Lines of data
= = = =

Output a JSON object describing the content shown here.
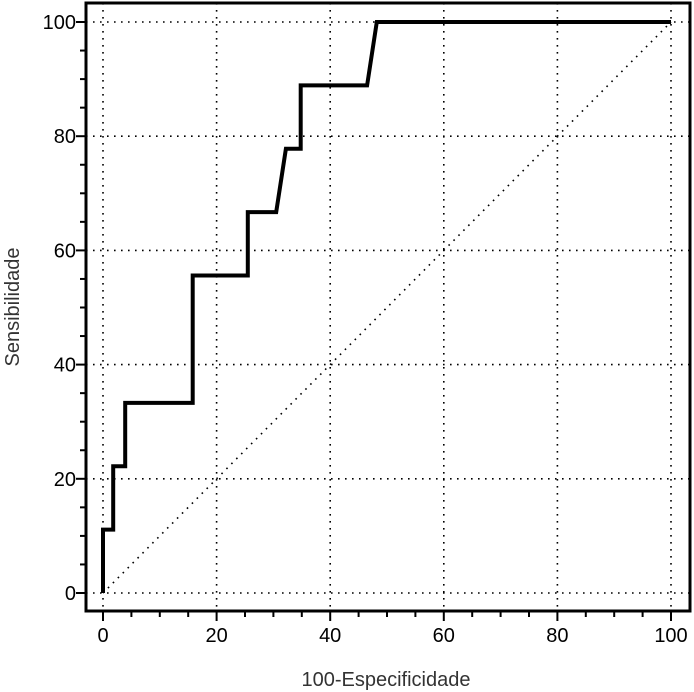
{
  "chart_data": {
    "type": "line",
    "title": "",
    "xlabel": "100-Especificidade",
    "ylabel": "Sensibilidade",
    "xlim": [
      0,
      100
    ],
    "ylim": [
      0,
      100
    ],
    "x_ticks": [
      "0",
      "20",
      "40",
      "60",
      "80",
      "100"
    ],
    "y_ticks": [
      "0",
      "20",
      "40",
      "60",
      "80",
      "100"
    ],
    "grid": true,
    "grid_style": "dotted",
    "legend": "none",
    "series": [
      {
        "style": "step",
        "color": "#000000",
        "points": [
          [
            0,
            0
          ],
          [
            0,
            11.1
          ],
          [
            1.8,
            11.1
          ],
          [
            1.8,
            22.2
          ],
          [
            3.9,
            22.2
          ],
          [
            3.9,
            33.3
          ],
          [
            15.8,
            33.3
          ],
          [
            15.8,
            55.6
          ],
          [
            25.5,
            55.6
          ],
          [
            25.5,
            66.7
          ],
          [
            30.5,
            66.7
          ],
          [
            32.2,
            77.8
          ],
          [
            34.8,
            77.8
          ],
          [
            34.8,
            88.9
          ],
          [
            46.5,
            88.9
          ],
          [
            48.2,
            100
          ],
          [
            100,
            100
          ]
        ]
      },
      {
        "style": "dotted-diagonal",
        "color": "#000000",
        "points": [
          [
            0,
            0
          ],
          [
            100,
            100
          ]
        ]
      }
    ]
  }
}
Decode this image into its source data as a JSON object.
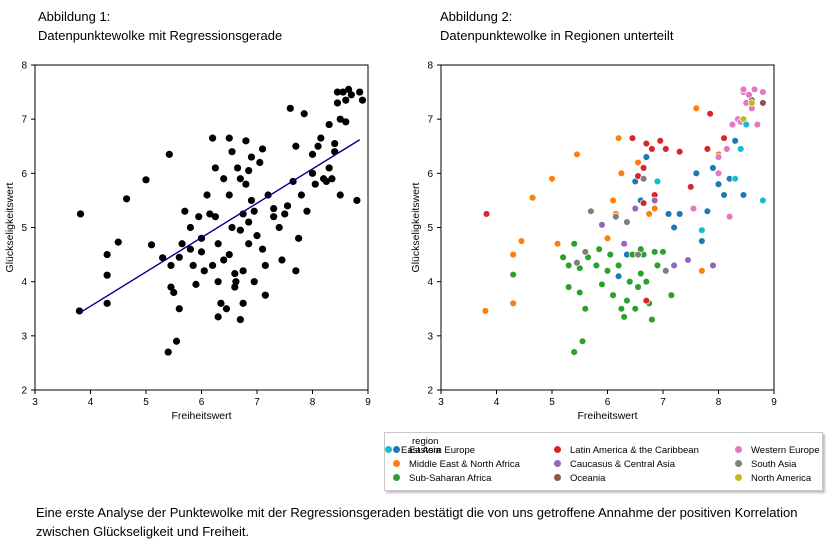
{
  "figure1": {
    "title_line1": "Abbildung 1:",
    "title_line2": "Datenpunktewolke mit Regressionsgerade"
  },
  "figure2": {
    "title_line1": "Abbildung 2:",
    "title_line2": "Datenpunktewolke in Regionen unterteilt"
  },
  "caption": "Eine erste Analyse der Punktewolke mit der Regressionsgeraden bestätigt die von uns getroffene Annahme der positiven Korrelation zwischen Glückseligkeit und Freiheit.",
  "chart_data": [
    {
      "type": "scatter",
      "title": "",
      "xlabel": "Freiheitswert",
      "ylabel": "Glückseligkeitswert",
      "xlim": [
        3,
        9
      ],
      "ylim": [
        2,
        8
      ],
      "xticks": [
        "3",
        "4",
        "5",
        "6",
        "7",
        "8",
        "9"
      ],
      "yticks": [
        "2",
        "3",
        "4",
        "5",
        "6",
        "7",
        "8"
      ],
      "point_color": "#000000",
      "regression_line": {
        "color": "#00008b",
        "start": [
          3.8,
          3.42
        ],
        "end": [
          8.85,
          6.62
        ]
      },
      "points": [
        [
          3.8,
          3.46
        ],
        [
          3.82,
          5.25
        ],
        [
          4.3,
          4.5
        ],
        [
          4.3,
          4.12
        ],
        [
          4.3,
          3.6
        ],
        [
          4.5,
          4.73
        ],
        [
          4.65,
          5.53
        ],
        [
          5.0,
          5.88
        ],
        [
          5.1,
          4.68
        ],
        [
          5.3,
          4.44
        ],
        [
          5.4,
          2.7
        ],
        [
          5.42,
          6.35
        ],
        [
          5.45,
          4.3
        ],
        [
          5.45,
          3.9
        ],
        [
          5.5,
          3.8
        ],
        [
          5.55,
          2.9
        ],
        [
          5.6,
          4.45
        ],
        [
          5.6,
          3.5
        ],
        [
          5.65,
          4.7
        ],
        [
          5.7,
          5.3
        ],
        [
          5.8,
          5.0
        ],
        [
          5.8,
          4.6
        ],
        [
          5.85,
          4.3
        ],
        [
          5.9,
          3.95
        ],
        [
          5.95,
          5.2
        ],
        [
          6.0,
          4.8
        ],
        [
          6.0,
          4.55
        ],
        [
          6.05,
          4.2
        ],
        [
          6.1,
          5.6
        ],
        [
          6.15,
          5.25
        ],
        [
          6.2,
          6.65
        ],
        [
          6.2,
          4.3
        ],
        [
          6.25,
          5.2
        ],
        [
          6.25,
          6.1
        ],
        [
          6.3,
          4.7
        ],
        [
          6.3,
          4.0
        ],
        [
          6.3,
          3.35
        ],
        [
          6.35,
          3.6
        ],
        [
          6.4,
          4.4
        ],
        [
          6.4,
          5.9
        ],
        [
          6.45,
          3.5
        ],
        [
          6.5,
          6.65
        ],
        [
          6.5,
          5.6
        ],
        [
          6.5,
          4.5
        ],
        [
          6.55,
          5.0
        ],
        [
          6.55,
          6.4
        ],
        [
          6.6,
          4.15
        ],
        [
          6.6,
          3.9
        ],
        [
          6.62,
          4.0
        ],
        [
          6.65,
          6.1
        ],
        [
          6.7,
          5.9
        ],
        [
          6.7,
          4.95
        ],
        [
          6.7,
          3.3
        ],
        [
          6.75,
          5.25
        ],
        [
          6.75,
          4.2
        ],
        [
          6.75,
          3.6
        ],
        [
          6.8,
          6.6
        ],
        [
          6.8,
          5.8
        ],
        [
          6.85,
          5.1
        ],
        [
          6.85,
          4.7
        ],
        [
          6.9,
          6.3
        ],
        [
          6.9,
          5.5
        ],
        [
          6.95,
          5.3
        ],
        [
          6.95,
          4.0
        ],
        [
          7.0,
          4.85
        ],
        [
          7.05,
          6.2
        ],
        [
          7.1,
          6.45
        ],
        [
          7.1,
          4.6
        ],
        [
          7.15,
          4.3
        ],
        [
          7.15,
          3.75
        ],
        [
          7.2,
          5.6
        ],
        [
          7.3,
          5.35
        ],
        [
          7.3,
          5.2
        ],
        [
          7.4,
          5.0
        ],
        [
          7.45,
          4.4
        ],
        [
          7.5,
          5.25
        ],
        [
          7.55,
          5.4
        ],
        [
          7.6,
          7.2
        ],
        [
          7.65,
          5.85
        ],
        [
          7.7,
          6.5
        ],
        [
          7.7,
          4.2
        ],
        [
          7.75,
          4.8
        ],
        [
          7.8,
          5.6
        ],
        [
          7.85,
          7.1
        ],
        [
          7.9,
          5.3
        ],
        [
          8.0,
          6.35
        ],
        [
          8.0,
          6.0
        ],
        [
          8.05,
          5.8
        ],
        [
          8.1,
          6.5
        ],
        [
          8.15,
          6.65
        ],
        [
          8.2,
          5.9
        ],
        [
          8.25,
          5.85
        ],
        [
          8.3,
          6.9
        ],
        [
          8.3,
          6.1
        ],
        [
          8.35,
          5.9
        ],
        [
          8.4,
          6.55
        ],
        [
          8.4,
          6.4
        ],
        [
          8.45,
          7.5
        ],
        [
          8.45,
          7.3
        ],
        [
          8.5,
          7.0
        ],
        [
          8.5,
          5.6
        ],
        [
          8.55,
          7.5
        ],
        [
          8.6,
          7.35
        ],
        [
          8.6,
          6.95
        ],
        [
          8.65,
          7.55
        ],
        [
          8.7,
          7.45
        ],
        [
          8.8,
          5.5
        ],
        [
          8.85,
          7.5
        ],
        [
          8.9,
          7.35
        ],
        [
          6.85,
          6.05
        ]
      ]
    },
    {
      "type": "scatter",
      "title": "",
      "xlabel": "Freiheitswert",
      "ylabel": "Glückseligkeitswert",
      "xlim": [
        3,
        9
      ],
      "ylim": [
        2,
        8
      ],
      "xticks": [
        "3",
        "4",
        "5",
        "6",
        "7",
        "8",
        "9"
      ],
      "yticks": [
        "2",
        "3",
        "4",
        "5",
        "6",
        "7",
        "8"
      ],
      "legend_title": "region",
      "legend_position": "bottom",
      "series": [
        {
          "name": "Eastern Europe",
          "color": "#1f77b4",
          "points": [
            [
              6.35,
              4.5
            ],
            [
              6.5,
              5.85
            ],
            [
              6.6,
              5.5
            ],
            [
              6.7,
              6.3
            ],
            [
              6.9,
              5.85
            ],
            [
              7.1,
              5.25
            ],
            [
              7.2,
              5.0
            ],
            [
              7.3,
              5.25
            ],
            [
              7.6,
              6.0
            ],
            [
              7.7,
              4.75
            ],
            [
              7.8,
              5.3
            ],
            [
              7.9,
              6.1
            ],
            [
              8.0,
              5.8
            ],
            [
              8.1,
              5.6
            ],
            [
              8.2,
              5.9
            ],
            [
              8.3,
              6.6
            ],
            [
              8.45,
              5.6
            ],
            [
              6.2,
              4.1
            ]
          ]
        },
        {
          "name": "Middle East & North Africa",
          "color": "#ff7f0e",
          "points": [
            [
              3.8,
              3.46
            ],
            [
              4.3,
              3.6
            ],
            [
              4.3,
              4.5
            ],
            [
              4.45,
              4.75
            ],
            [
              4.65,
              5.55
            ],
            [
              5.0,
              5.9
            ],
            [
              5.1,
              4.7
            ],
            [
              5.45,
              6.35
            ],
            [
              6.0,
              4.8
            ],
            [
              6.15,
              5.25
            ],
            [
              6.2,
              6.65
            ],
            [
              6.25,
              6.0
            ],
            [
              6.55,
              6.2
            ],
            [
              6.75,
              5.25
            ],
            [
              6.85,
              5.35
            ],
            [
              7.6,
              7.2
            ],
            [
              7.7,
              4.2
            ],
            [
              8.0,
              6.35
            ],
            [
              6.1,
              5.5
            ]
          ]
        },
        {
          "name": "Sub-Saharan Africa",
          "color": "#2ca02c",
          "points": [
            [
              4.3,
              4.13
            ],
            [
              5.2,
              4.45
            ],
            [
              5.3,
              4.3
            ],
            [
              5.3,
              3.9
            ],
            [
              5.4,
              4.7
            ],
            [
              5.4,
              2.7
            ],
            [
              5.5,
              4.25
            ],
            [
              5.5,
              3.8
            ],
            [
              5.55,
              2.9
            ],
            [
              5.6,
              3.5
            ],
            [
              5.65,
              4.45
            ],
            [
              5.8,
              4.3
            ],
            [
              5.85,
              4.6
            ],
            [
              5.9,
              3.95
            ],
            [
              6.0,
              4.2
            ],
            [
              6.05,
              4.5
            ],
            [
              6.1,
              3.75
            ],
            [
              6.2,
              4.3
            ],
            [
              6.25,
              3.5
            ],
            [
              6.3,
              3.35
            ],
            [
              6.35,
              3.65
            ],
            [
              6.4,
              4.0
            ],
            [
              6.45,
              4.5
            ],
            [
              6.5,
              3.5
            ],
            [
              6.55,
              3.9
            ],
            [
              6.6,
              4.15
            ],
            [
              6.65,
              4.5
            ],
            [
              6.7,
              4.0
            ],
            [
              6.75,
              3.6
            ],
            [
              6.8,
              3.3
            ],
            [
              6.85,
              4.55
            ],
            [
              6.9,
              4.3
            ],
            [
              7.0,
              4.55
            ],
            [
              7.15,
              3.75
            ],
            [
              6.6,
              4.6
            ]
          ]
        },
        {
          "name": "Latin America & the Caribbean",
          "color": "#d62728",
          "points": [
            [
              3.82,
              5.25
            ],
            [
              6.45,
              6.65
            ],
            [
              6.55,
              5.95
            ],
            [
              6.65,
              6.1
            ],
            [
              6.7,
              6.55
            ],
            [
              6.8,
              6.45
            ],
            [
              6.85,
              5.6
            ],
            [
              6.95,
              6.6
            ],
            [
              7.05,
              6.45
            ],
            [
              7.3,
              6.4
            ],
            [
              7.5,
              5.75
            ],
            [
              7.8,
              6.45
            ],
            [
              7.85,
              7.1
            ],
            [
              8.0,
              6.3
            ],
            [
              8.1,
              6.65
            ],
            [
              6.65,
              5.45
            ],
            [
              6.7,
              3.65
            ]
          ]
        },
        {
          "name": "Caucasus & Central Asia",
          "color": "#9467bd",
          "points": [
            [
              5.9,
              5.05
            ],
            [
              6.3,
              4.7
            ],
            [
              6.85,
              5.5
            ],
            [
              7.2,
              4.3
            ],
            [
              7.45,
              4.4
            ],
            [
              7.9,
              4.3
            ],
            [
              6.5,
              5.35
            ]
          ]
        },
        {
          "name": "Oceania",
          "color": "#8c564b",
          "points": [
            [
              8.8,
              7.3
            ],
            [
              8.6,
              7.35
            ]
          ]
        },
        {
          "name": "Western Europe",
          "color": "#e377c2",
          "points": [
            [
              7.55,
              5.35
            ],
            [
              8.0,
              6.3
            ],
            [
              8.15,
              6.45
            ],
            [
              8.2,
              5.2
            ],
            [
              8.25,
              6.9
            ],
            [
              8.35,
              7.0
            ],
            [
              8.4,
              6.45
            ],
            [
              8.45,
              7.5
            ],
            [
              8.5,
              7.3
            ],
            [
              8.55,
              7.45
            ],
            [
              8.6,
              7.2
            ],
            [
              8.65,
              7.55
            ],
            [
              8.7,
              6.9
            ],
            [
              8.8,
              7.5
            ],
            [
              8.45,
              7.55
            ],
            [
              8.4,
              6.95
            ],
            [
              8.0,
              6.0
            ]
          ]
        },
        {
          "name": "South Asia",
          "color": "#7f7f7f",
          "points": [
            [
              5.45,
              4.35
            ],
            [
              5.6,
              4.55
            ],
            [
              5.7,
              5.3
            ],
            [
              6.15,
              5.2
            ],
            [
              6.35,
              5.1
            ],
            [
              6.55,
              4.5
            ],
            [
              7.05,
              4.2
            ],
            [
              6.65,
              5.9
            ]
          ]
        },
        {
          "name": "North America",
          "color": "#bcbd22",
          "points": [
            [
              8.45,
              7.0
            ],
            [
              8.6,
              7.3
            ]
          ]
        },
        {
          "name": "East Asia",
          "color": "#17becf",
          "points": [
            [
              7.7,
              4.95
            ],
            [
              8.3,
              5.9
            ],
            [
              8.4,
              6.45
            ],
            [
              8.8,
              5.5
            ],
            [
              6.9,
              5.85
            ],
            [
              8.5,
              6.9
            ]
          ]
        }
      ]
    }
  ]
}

= = = =

_Do this_. Search the records above for the string "America". Copy every line that contains it.

_Finished exercise_.
          "name": "Latin America & the Caribbean",
          "name": "North America",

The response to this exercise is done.